* _Written exercise_: From the entries below, copy out every line with "obtain" in it.

* _Collected data_:
------------------------------------------------------------

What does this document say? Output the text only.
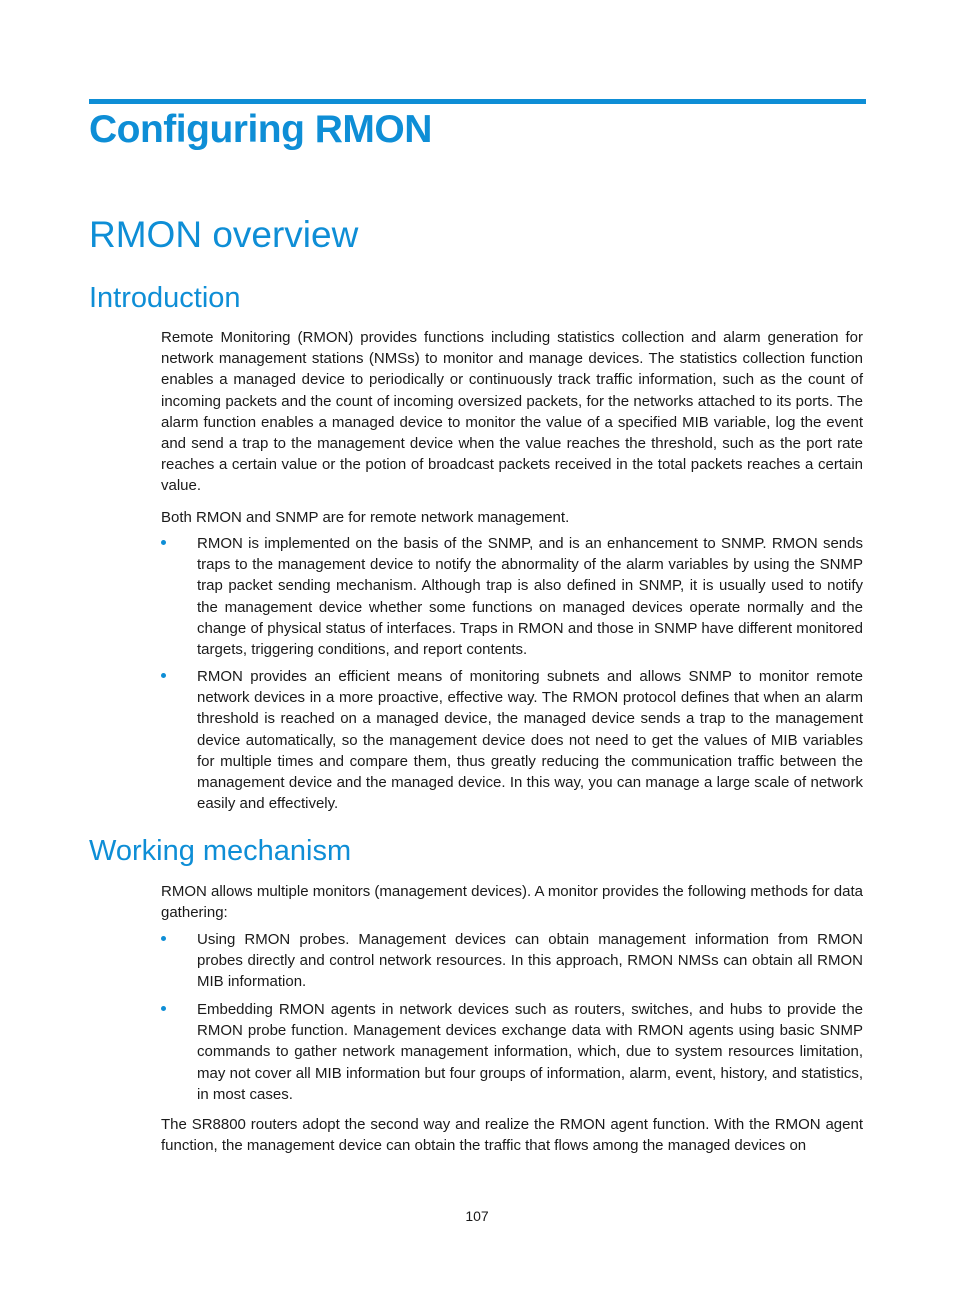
Configuring RMON
RMON overview
Introduction

Remote Monitoring (RMON) provides functions including statistics collection and alarm generation for network management stations (NMSs) to monitor and manage devices. The statistics collection function enables a managed device to periodically or continuously track traffic information, such as the count of incoming packets and the count of incoming oversized packets, for the networks attached to its ports. The alarm function enables a managed device to monitor the value of a specified MIB variable, log the event and send a trap to the management device when the value reaches the threshold, such as the port rate reaches a certain value or the potion of broadcast packets received in the total packets reaches a certain value.

Both RMON and SNMP are for remote network management.

RMON is implemented on the basis of the SNMP, and is an enhancement to SNMP. RMON sends traps to the management device to notify the abnormality of the alarm variables by using the SNMP trap packet sending mechanism. Although trap is also defined in SNMP, it is usually used to notify the management device whether some functions on managed devices operate normally and the change of physical status of interfaces. Traps in RMON and those in SNMP have different monitored targets, triggering conditions, and report contents.

RMON provides an efficient means of monitoring subnets and allows SNMP to monitor remote network devices in a more proactive, effective way. The RMON protocol defines that when an alarm threshold is reached on a managed device, the managed device sends a trap to the management device automatically, so the management device does not need to get the values of MIB variables for multiple times and compare them, thus greatly reducing the communication traffic between the management device and the managed device. In this way, you can manage a large scale of network easily and effectively.

Working mechanism

RMON allows multiple monitors (management devices). A monitor provides the following methods for data gathering:

Using RMON probes. Management devices can obtain management information from RMON probes directly and control network resources. In this approach, RMON NMSs can obtain all RMON MIB information.

Embedding RMON agents in network devices such as routers, switches, and hubs to provide the RMON probe function. Management devices exchange data with RMON agents using basic SNMP commands to gather network management information, which, due to system resources limitation, may not cover all MIB information but four groups of information, alarm, event, history, and statistics, in most cases.

The SR8800 routers adopt the second way and realize the RMON agent function. With the RMON agent function, the management device can obtain the traffic that flows among the managed devices on

107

------------------------------------------------------------

* _Complete response_:
Using RMON probes. Management devices can obtain management information from RMON probes directly and control network resources. In this approach, RMON NMSs can obtain all RMON MIB information.
The SR8800 routers adopt the second way and realize the RMON agent function. With the RMON agent function, the management device can obtain the traffic that flows among the managed devices on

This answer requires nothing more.